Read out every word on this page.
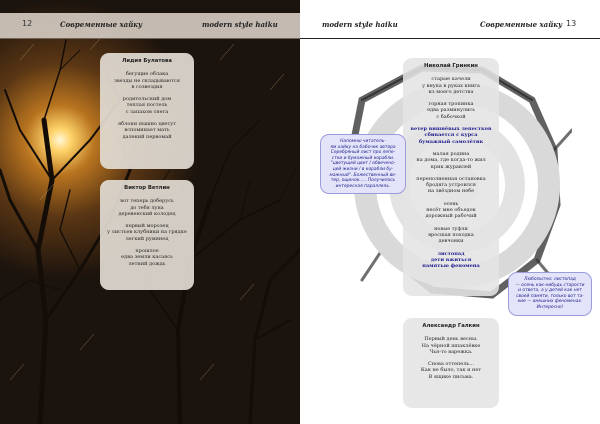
12	Современные хайку	modern style haiku
Лидия Булатова
бегущие облака
звезды не складываются
в созвездия
родительский дом
теплая постель
с запахом снега
яблони пышно цветут
вспоминает мать
далекий первомай
Виктор Ветлин
вот теперь доберусь
до тебя луна
деревенский колодец
первый морозец
у листьев клубники на грядке
легкий румянец
прошлое
едва земли касаясь
летний дождь
modern style haiku	Современные хайку 13
Николай Гринкин
старые качели
у внука в руках книга
из моего детства
горная тропинка
едва разминулись
с бабочкой
ветер вишнёвых лепестков
сбивается с курса
бумажный самолётик
малая родина
на дома, где когда-то жил
крик журавлей
переполненная остановка
бродяга устроился
на звёздном небе
осень
несёт мне объедок
дорожный рабочий
новые туфли
вросшая походка
девчонки
листопад
дети вжиться
памятью феномена
Напомню читатель-
ям хайку на бабочек автора
Серебряный лист про лепе-
стки и бумажный корабли.
"цветущей цвет / обвечено-
цей жизни / в корабли бу-
мажный". Божественный ве-
тер, ощенок..... Получилось
интересная параллель.
Любопытно: листопад
— осень как-нибудь старости
и ответа, а у детей как нет
своей памяти, только вот та-
кие — внешних феноменах.
Интересно!
Александр Галкин
Первый день весны.
На чёрной шпаклёвке
Чья-то варежка.
Снова оттепель…
Как не было, так и нет
В ящике письма.
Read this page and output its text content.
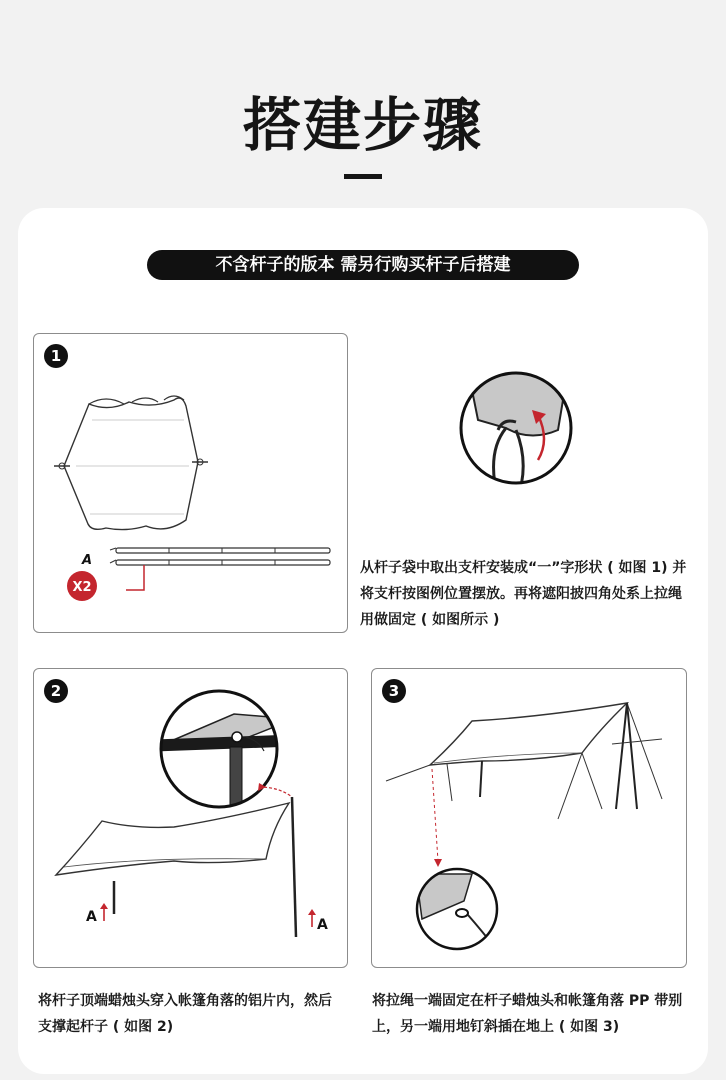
搭建步骤
不含杆子的版本 需另行购买杆子后搭建
1
A
X2
从杆子袋中取出支杆安装成“一”字形状 ( 如图 1) 并将支杆按图例位置摆放。再将遮阳披四角处系上拉绳用做固定 ( 如图所示 )
2
A	A
将杆子顶端蜡烛头穿入帐篷角落的铝片内，然后支撑起杆子 ( 如图 2)
3
将拉绳一端固定在杆子蜡烛头和帐篷角落 PP 带别上，另一端用地钉斜插在地上 ( 如图 3)
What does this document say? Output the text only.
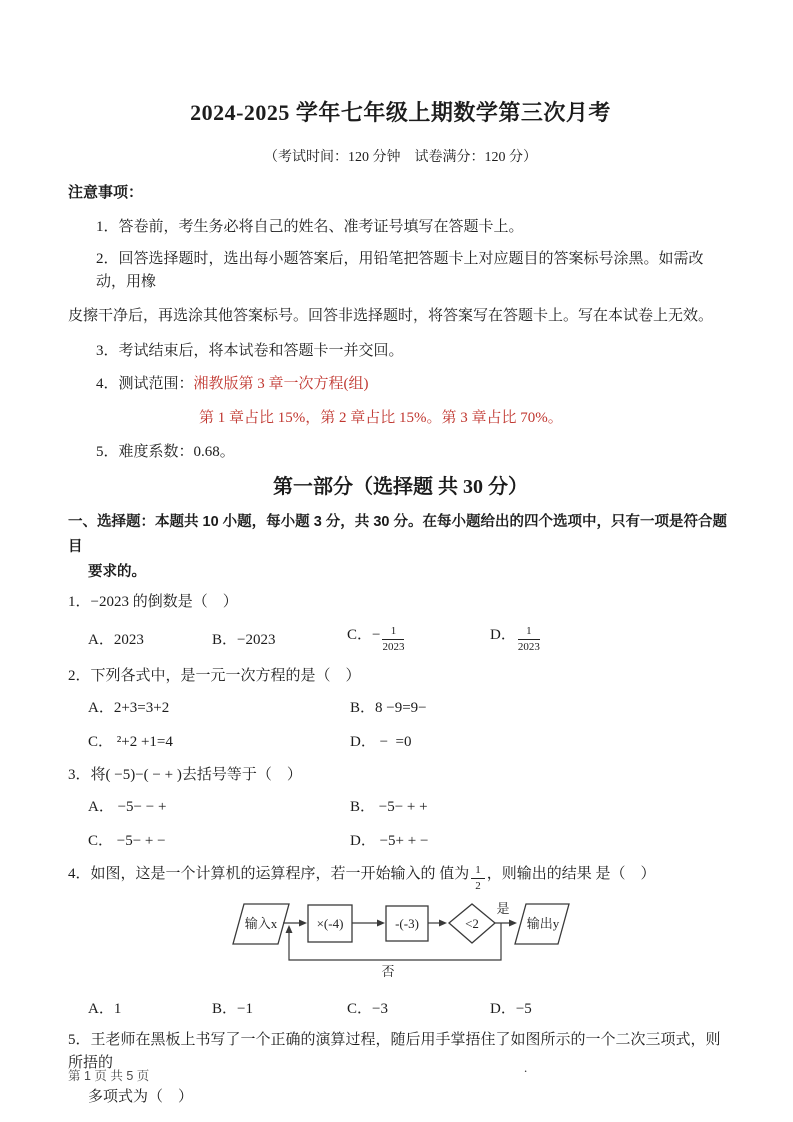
2024-2025 学年七年级上期数学第三次月考
（考试时间：120 分钟　试卷满分：120 分）
注意事项：
1．答卷前，考生务必将自己的姓名、准考证号填写在答题卡上。
2．回答选择题时，选出每小题答案后，用铅笔把答题卡上对应题目的答案标号涂黑。如需改动，用橡
皮擦干净后，再选涂其他答案标号。回答非选择题时，将答案写在答题卡上。写在本试卷上无效。
3．考试结束后，将本试卷和答题卡一并交回。
4．测试范围：湘教版第 3 章一次方程(组)
第 1 章占比 15%，第 2 章占比 15%。第 3 章占比 70%。
5．难度系数：0.68。
第一部分（选择题 共 30 分）
一、选择题：本题共 10 小题，每小题 3 分，共 30 分。在每小题给出的四个选项中，只有一项是符合题目
要求的。
1．−2023 的倒数是（　）
A．2023	B．−2023	C．− $\frac{1}{2023}$	D． $\frac{1}{2023}$
2．下列各式中，是一元一次方程的是（　）
A．2+3=3+2	B．8 −9=9−
C． ²+2 +1=4	D． −  =0
3．将( −5)−( − + )去括号等于（　）
A． −5− − +	B． −5− + +
C． −5− + −	D． −5+ + −
4．如图，这是一个计算机的运算程序，若一开始输入的 值为 $\frac{1}{2}$ ，则输出的结果 是（　）
输入x	×(-4)	-(-3)	<2
是
输出y
否
A．1	B．−1	C．−3	D．−5
5．王老师在黑板上书写了一个正确的演算过程，随后用手掌捂住了如图所示的一个二次三项式，则所捂的
多项式为（　）
第 1 页 共 5 页
.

---*---

» Goal of the exercise: Of the lines in the listing, how many hold the word "this"? Nothing but the number is needed.

» Task response: 3